Copy the data precisely, character for character, and leave out every picture.

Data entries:
::::::::

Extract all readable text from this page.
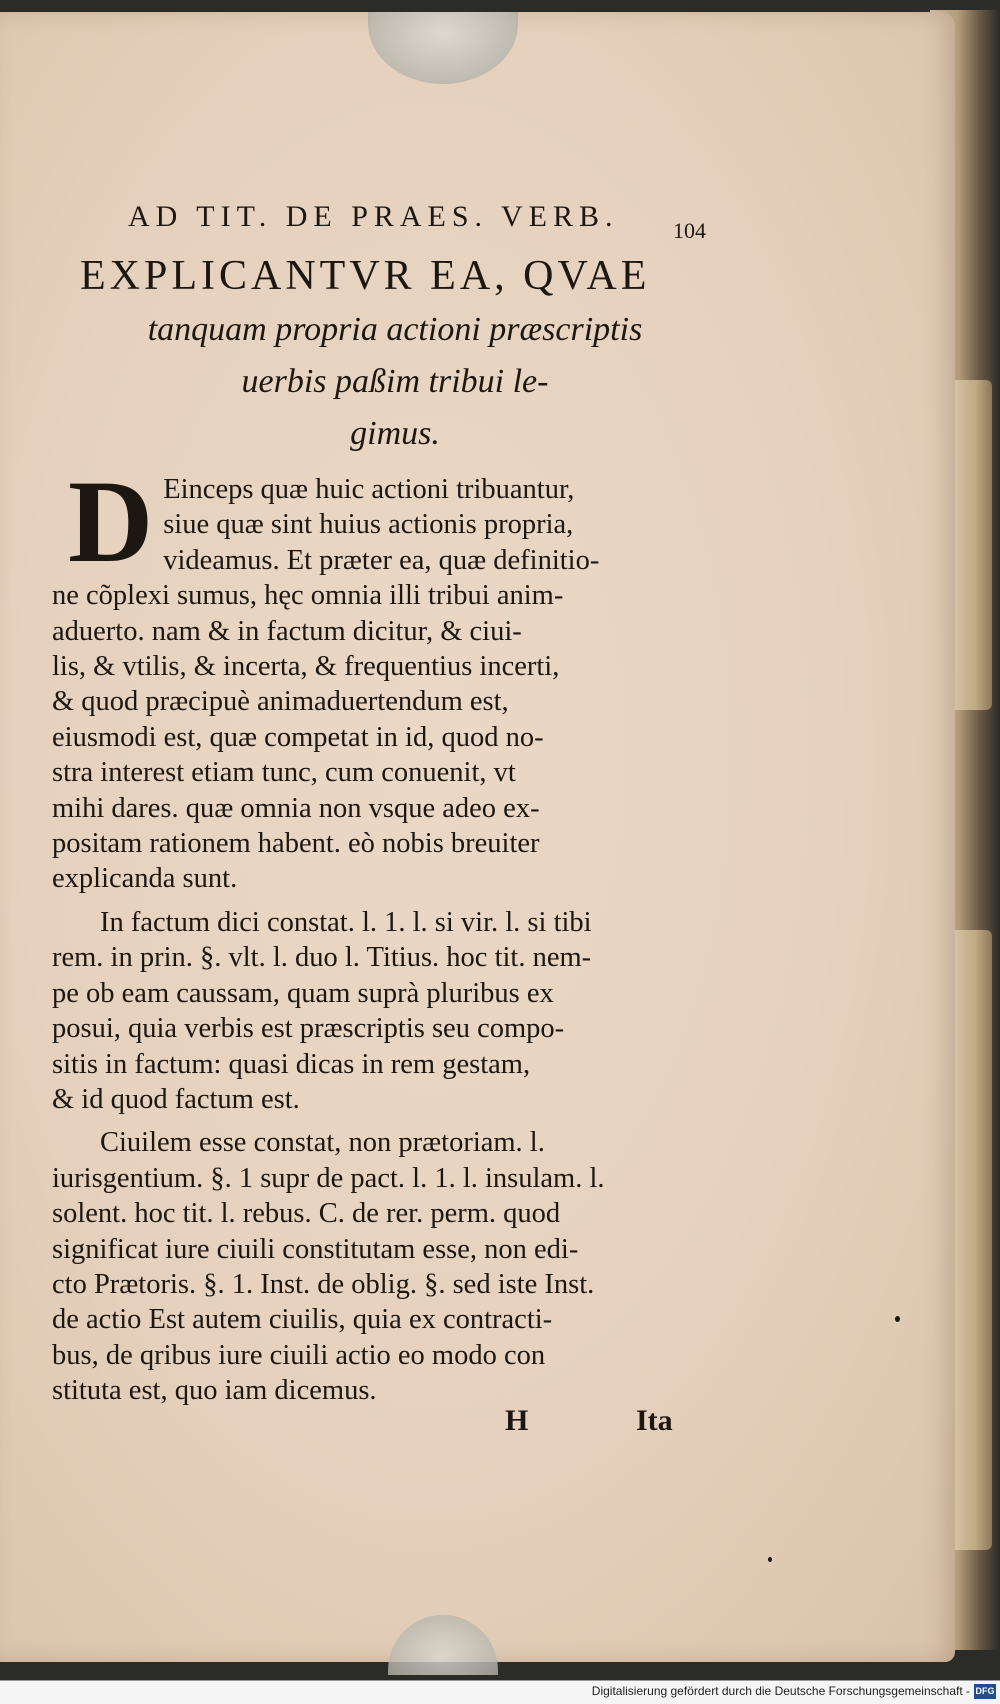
AD TIT. DE PRAES. VERB.	104
EXPLICANTVR EA, QVAE
tanquam propria actioni præscriptis
uerbis paßim tribui le-
gimus.
D Einceps quæ huic actioni tribuantur,
siue quæ sint huius actionis propria,
videamus. Et præter ea, quæ definitio-
ne cõplexi sumus, hęc omnia illi tribui anim-
aduerto. nam & in factum dicitur, & ciui-
lis, & vtilis, & incerta, & frequentius incerti,
& quod præcipuè animaduertendum est,
eiusmodi est, quæ competat in id, quod no-
stra interest etiam tunc, cum conuenit, vt
mihi dares. quæ omnia non vsque adeo ex-
positam rationem habent. eò nobis breuiter
explicanda sunt.
In factum dici constat. l. 1. l. si vir. l. si tibi
rem. in prin. §. vlt. l. duo l. Titius. hoc tit. nem-
pe ob eam caussam, quam suprà pluribus ex
posui, quia verbis est præscriptis seu compo-
sitis in factum: quasi dicas in rem gestam,
& id quod factum est.
Ciuilem esse constat, non prætoriam. l.
iurisgentium. §. 1 supr de pact. l. 1. l. insulam. l.
solent. hoc tit. l. rebus. C. de rer. perm. quod
significat iure ciuili constitutam esse, non edi-
cto Prætoris. §. 1. Inst. de oblig. §. sed iste Inst.
de actio Est autem ciuilis, quia ex contracti-
bus, de qribus iure ciuili actio eo modo con
stituta est, quo iam dicemus.
H	Ita
Digitalisierung gefördert durch die Deutsche Forschungsgemeinschaft - DFG
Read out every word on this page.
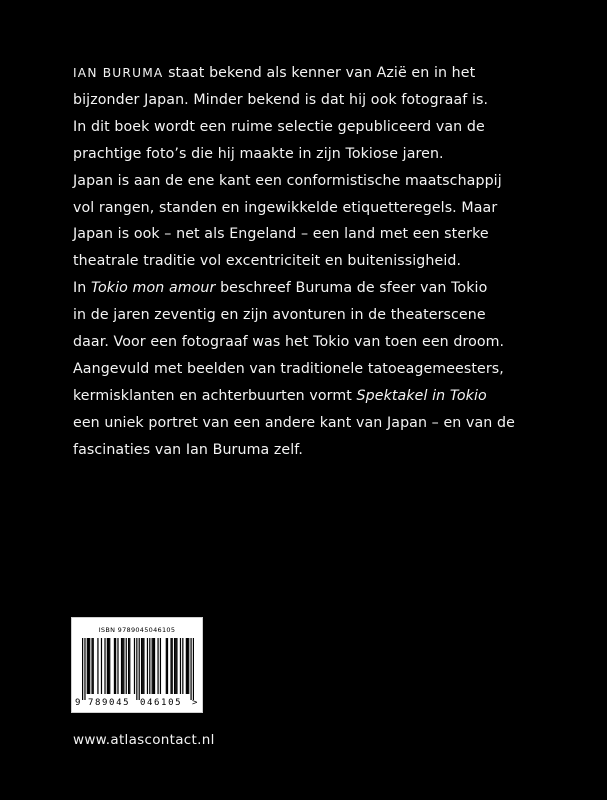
IAN BURUMA staat bekend als kenner van Azië en in het
bijzonder Japan. Minder bekend is dat hij ook fotograaf is.
In dit boek wordt een ruime selectie gepubliceerd van de
prachtige foto’s die hij maakte in zijn Tokiose jaren.
Japan is aan de ene kant een conformistische maatschappij
vol rangen, standen en ingewikkelde etiquetteregels. Maar
Japan is ook – net als Engeland – een land met een sterke
theatrale traditie vol excentriciteit en buitenissigheid.
In Tokio mon amour beschreef Buruma de sfeer van Tokio
in de jaren zeventig en zijn avonturen in de theaterscene
daar. Voor een fotograaf was het Tokio van toen een droom.
Aangevuld met beelden van traditionele tatoeagemeesters,
kermisklanten en achterbuurten vormt Spektakel in Tokio
een uniek portret van een andere kant van Japan – en van de
fascinaties van Ian Buruma zelf.
ISBN 9789045046105
9 789045 046105 >
www.atlascontact.nl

::::::::

Task response:
Extract all readable text from this page.
AD TIT. DE PRAES. VERB.	104
EXPLICANTVR EA, QVAE
tanquam propria actioni præscriptis
uerbis paßim tribui le-
gimus.
D Einceps quæ huic actioni tribuantur,
siue quæ sint huius actionis propria,
videamus. Et præter ea, quæ definitio-
ne cõplexi sumus, hęc omnia illi tribui anim-
aduerto. nam & in factum dicitur, & ciui-
lis, & vtilis, & incerta, & frequentius incerti,
& quod præcipuè animaduertendum est,
eiusmodi est, quæ competat in id, quod no-
stra interest etiam tunc, cum conuenit, vt
mihi dares. quæ omnia non vsque adeo ex-
positam rationem habent. eò nobis breuiter
explicanda sunt.
In factum dici constat. l. 1. l. si vir. l. si tibi
rem. in prin. §. vlt. l. duo l. Titius. hoc tit. nem-
pe ob eam caussam, quam suprà pluribus ex
posui, quia verbis est præscriptis seu compo-
sitis in factum: quasi dicas in rem gestam,
& id quod factum est.
Ciuilem esse constat, non prætoriam. l.
iurisgentium. §. 1 supr de pact. l. 1. l. insulam. l.
solent. hoc tit. l. rebus. C. de rer. perm. quod
significat iure ciuili constitutam esse, non edi-
cto Prætoris. §. 1. Inst. de oblig. §. sed iste Inst.
de actio Est autem ciuilis, quia ex contracti-
bus, de qribus iure ciuili actio eo modo con
stituta est, quo iam dicemus.
H	Ita
Digitalisierung gefördert durch die Deutsche Forschungsgemeinschaft - DFG
Read out every word on this page.
IAN BURUMA staat bekend als kenner van Azië en in het
bijzonder Japan. Minder bekend is dat hij ook fotograaf is.
In dit boek wordt een ruime selectie gepubliceerd van de
prachtige foto’s die hij maakte in zijn Tokiose jaren.
Japan is aan de ene kant een conformistische maatschappij
vol rangen, standen en ingewikkelde etiquetteregels. Maar
Japan is ook – net als Engeland – een land met een sterke
theatrale traditie vol excentriciteit en buitenissigheid.
In Tokio mon amour beschreef Buruma de sfeer van Tokio
in de jaren zeventig en zijn avonturen in de theaterscene
daar. Voor een fotograaf was het Tokio van toen een droom.
Aangevuld met beelden van traditionele tatoeagemeesters,
kermisklanten en achterbuurten vormt Spektakel in Tokio
een uniek portret van een andere kant van Japan – en van de
fascinaties van Ian Buruma zelf.
ISBN 9789045046105
9 789045 046105 >
www.atlascontact.nl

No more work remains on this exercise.